# The input
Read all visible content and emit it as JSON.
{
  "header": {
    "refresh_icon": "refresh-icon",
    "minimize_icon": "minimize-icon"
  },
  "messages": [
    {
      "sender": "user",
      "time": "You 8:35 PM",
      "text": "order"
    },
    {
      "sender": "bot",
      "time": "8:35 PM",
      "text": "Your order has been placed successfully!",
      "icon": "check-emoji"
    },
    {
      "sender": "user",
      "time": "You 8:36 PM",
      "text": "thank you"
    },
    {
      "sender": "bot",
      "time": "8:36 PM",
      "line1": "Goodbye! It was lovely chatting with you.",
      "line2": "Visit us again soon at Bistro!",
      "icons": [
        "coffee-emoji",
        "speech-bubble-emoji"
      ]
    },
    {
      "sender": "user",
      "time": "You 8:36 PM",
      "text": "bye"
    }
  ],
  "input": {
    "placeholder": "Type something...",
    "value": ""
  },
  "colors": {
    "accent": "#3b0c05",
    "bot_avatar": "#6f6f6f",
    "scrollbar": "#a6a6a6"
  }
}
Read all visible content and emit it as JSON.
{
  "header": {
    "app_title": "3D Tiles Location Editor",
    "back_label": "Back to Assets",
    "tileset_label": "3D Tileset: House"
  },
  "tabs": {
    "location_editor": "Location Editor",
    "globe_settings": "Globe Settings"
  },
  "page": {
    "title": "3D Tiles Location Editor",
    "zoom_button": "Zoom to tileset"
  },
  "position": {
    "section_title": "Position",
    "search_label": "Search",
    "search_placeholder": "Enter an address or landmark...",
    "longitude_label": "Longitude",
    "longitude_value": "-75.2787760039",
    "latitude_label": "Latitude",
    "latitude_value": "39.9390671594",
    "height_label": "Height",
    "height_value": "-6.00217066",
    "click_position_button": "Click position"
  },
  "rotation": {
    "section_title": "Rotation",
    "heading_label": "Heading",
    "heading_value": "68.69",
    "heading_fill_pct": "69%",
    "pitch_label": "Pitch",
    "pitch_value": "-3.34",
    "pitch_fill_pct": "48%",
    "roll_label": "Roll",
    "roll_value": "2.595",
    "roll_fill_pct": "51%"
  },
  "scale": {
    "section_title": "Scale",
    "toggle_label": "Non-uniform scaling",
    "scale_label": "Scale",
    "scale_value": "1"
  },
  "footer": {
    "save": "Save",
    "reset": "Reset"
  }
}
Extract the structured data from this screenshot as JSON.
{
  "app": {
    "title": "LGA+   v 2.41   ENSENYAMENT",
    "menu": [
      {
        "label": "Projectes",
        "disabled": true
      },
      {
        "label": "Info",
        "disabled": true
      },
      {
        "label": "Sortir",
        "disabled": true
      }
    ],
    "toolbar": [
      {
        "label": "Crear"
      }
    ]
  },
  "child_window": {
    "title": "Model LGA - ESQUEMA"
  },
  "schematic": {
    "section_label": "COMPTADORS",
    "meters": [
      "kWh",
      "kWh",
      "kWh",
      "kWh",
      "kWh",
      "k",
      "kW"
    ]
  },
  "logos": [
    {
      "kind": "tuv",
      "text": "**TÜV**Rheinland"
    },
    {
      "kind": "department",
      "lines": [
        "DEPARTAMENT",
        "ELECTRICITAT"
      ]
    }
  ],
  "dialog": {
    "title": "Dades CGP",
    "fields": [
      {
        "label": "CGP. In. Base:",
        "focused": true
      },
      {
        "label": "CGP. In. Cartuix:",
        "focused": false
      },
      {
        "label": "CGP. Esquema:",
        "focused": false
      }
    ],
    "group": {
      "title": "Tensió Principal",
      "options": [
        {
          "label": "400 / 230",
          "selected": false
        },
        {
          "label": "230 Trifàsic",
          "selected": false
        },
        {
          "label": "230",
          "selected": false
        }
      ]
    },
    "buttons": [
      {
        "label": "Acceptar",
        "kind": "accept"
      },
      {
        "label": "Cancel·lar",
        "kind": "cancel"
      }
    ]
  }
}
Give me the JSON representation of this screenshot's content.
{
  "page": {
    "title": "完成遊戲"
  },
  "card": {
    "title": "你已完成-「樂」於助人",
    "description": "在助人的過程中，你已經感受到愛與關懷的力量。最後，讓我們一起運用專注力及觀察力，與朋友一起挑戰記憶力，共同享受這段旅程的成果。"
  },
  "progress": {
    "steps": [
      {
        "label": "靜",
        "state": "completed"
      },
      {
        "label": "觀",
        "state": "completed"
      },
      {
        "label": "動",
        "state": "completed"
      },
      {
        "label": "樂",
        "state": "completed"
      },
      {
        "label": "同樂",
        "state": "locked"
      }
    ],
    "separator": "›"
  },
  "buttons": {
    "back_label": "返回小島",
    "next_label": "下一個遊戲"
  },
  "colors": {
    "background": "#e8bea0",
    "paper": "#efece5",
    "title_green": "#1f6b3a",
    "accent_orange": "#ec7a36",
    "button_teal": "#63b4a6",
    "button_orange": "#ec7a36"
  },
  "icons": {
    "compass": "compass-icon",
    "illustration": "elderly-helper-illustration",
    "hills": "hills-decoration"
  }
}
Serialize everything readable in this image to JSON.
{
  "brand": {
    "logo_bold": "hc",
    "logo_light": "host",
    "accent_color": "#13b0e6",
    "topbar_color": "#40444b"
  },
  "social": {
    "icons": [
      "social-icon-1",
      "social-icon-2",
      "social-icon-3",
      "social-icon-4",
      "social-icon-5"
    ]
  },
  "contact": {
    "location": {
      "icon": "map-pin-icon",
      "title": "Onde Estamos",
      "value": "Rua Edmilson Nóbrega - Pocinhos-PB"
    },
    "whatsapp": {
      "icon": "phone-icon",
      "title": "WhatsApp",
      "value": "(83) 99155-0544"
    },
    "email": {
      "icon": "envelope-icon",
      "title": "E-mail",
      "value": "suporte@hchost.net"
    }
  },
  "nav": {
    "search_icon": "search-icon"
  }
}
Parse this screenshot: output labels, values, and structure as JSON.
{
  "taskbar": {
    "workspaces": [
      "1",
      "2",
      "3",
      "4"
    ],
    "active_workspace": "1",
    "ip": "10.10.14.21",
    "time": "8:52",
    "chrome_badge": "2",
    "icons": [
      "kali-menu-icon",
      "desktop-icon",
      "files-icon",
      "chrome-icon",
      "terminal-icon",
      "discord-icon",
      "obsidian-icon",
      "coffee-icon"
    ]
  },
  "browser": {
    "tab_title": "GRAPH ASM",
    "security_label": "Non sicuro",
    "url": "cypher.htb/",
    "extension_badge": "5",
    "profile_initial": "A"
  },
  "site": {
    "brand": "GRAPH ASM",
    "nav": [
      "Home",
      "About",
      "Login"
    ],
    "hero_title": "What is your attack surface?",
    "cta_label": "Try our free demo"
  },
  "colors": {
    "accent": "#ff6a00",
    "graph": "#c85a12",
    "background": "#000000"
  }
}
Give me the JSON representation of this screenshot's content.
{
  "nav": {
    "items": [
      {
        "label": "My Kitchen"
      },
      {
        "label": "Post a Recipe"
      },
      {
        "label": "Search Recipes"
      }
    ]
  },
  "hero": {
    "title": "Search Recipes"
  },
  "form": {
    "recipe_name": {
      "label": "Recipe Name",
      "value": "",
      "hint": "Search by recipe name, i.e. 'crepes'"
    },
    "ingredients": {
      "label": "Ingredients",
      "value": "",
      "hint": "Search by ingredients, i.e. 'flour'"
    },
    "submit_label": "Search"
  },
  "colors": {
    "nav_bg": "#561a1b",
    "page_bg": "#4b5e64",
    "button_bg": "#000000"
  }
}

# Task prompt
Reproduce the material precisely, including every line.

# Completed exercise
Read all visible content and emit it as JSON.
{
  "header": {
    "refresh_icon": "refresh-icon",
    "minimize_icon": "minimize-icon"
  },
  "messages": [
    {
      "sender": "user",
      "time": "You 8:35 PM",
      "text": "order"
    },
    {
      "sender": "bot",
      "time": "8:35 PM",
      "text": "Your order has been placed successfully!",
      "icon": "check-emoji"
    },
    {
      "sender": "user",
      "time": "You 8:36 PM",
      "text": "thank you"
    },
    {
      "sender": "bot",
      "time": "8:36 PM",
      "line1": "Goodbye! It was lovely chatting with you.",
      "line2": "Visit us again soon at Bistro!",
      "icons": [
        "coffee-emoji",
        "speech-bubble-emoji"
      ]
    },
    {
      "sender": "user",
      "time": "You 8:36 PM",
      "text": "bye"
    }
  ],
  "input": {
    "placeholder": "Type something...",
    "value": ""
  },
  "colors": {
    "accent": "#3b0c05",
    "bot_avatar": "#6f6f6f",
    "scrollbar": "#a6a6a6"
  }
}
Read all visible content and emit it as JSON.
{
  "header": {
    "app_title": "3D Tiles Location Editor",
    "back_label": "Back to Assets",
    "tileset_label": "3D Tileset: House"
  },
  "tabs": {
    "location_editor": "Location Editor",
    "globe_settings": "Globe Settings"
  },
  "page": {
    "title": "3D Tiles Location Editor",
    "zoom_button": "Zoom to tileset"
  },
  "position": {
    "section_title": "Position",
    "search_label": "Search",
    "search_placeholder": "Enter an address or landmark...",
    "longitude_label": "Longitude",
    "longitude_value": "-75.2787760039",
    "latitude_label": "Latitude",
    "latitude_value": "39.9390671594",
    "height_label": "Height",
    "height_value": "-6.00217066",
    "click_position_button": "Click position"
  },
  "rotation": {
    "section_title": "Rotation",
    "heading_label": "Heading",
    "heading_value": "68.69",
    "heading_fill_pct": "69%",
    "pitch_label": "Pitch",
    "pitch_value": "-3.34",
    "pitch_fill_pct": "48%",
    "roll_label": "Roll",
    "roll_value": "2.595",
    "roll_fill_pct": "51%"
  },
  "scale": {
    "section_title": "Scale",
    "toggle_label": "Non-uniform scaling",
    "scale_label": "Scale",
    "scale_value": "1"
  },
  "footer": {
    "save": "Save",
    "reset": "Reset"
  }
}
Extract the structured data from this screenshot as JSON.
{
  "app": {
    "title": "LGA+   v 2.41   ENSENYAMENT",
    "menu": [
      {
        "label": "Projectes",
        "disabled": true
      },
      {
        "label": "Info",
        "disabled": true
      },
      {
        "label": "Sortir",
        "disabled": true
      }
    ],
    "toolbar": [
      {
        "label": "Crear"
      }
    ]
  },
  "child_window": {
    "title": "Model LGA - ESQUEMA"
  },
  "schematic": {
    "section_label": "COMPTADORS",
    "meters": [
      "kWh",
      "kWh",
      "kWh",
      "kWh",
      "kWh",
      "k",
      "kW"
    ]
  },
  "logos": [
    {
      "kind": "tuv",
      "text": "**TÜV**Rheinland"
    },
    {
      "kind": "department",
      "lines": [
        "DEPARTAMENT",
        "ELECTRICITAT"
      ]
    }
  ],
  "dialog": {
    "title": "Dades CGP",
    "fields": [
      {
        "label": "CGP. In. Base:",
        "focused": true
      },
      {
        "label": "CGP. In. Cartuix:",
        "focused": false
      },
      {
        "label": "CGP. Esquema:",
        "focused": false
      }
    ],
    "group": {
      "title": "Tensió Principal",
      "options": [
        {
          "label": "400 / 230",
          "selected": false
        },
        {
          "label": "230 Trifàsic",
          "selected": false
        },
        {
          "label": "230",
          "selected": false
        }
      ]
    },
    "buttons": [
      {
        "label": "Acceptar",
        "kind": "accept"
      },
      {
        "label": "Cancel·lar",
        "kind": "cancel"
      }
    ]
  }
}
Give me the JSON representation of this screenshot's content.
{
  "page": {
    "title": "完成遊戲"
  },
  "card": {
    "title": "你已完成-「樂」於助人",
    "description": "在助人的過程中，你已經感受到愛與關懷的力量。最後，讓我們一起運用專注力及觀察力，與朋友一起挑戰記憶力，共同享受這段旅程的成果。"
  },
  "progress": {
    "steps": [
      {
        "label": "靜",
        "state": "completed"
      },
      {
        "label": "觀",
        "state": "completed"
      },
      {
        "label": "動",
        "state": "completed"
      },
      {
        "label": "樂",
        "state": "completed"
      },
      {
        "label": "同樂",
        "state": "locked"
      }
    ],
    "separator": "›"
  },
  "buttons": {
    "back_label": "返回小島",
    "next_label": "下一個遊戲"
  },
  "colors": {
    "background": "#e8bea0",
    "paper": "#efece5",
    "title_green": "#1f6b3a",
    "accent_orange": "#ec7a36",
    "button_teal": "#63b4a6",
    "button_orange": "#ec7a36"
  },
  "icons": {
    "compass": "compass-icon",
    "illustration": "elderly-helper-illustration",
    "hills": "hills-decoration"
  }
}
Serialize everything readable in this image to JSON.
{
  "brand": {
    "logo_bold": "hc",
    "logo_light": "host",
    "accent_color": "#13b0e6",
    "topbar_color": "#40444b"
  },
  "social": {
    "icons": [
      "social-icon-1",
      "social-icon-2",
      "social-icon-3",
      "social-icon-4",
      "social-icon-5"
    ]
  },
  "contact": {
    "location": {
      "icon": "map-pin-icon",
      "title": "Onde Estamos",
      "value": "Rua Edmilson Nóbrega - Pocinhos-PB"
    },
    "whatsapp": {
      "icon": "phone-icon",
      "title": "WhatsApp",
      "value": "(83) 99155-0544"
    },
    "email": {
      "icon": "envelope-icon",
      "title": "E-mail",
      "value": "suporte@hchost.net"
    }
  },
  "nav": {
    "search_icon": "search-icon"
  }
}
Parse this screenshot: output labels, values, and structure as JSON.
{
  "taskbar": {
    "workspaces": [
      "1",
      "2",
      "3",
      "4"
    ],
    "active_workspace": "1",
    "ip": "10.10.14.21",
    "time": "8:52",
    "chrome_badge": "2",
    "icons": [
      "kali-menu-icon",
      "desktop-icon",
      "files-icon",
      "chrome-icon",
      "terminal-icon",
      "discord-icon",
      "obsidian-icon",
      "coffee-icon"
    ]
  },
  "browser": {
    "tab_title": "GRAPH ASM",
    "security_label": "Non sicuro",
    "url": "cypher.htb/",
    "extension_badge": "5",
    "profile_initial": "A"
  },
  "site": {
    "brand": "GRAPH ASM",
    "nav": [
      "Home",
      "About",
      "Login"
    ],
    "hero_title": "What is your attack surface?",
    "cta_label": "Try our free demo"
  },
  "colors": {
    "accent": "#ff6a00",
    "graph": "#c85a12",
    "background": "#000000"
  }
}
Give me the JSON representation of this screenshot's content.
{
  "nav": {
    "items": [
      {
        "label": "My Kitchen"
      },
      {
        "label": "Post a Recipe"
      },
      {
        "label": "Search Recipes"
      }
    ]
  },
  "hero": {
    "title": "Search Recipes"
  },
  "form": {
    "recipe_name": {
      "label": "Recipe Name",
      "value": "",
      "hint": "Search by recipe name, i.e. 'crepes'"
    },
    "ingredients": {
      "label": "Ingredients",
      "value": "",
      "hint": "Search by ingredients, i.e. 'flour'"
    },
    "submit_label": "Search"
  },
  "colors": {
    "nav_bg": "#561a1b",
    "page_bg": "#4b5e64",
    "button_bg": "#000000"
  }
}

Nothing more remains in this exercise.